> _THE TASK_: Go through the data below. List every line that holds the word "même".

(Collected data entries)
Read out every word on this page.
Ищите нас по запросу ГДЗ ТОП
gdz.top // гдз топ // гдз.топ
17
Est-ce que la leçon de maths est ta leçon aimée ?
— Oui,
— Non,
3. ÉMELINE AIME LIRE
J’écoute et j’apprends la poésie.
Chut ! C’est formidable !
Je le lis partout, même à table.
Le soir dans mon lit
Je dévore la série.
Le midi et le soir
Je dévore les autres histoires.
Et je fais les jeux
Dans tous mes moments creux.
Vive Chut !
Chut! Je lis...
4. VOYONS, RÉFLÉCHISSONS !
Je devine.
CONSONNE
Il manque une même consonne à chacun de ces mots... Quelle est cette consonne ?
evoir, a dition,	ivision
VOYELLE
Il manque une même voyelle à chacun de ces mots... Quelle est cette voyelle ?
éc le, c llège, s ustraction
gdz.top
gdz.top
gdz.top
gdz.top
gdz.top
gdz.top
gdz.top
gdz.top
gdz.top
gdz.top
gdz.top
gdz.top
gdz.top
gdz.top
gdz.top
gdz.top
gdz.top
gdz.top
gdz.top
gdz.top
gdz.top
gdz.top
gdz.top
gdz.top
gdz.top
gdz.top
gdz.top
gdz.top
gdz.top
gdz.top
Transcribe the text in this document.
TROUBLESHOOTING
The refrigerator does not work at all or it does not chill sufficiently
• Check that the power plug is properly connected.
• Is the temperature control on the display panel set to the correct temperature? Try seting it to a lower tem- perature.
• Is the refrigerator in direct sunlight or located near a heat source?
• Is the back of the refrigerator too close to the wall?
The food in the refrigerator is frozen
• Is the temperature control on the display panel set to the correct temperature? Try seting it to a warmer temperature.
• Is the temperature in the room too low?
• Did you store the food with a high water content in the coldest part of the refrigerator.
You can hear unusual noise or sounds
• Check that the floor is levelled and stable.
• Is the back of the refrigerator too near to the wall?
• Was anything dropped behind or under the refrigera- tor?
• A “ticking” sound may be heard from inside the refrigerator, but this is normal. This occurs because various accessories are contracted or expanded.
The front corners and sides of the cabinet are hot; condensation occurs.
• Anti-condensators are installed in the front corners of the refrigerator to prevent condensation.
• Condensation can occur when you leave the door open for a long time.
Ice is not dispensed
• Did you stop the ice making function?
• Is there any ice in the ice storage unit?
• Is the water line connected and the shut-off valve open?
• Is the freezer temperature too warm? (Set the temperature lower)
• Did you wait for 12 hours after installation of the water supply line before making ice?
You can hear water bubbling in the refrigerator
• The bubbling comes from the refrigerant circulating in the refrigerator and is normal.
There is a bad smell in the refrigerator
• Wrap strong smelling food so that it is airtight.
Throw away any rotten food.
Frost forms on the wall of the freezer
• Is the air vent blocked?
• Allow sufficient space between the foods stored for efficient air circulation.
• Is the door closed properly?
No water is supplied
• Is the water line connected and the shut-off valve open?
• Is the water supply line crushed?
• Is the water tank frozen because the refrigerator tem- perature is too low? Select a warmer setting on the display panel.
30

> _WRITTEN SOLUTION_:
Je le lis partout, même à table.
Il manque une même consonne à chacun de ces mots... Quelle est cette consonne ?
Il manque une même voyelle à chacun de ces mots... Quelle est cette voyelle ?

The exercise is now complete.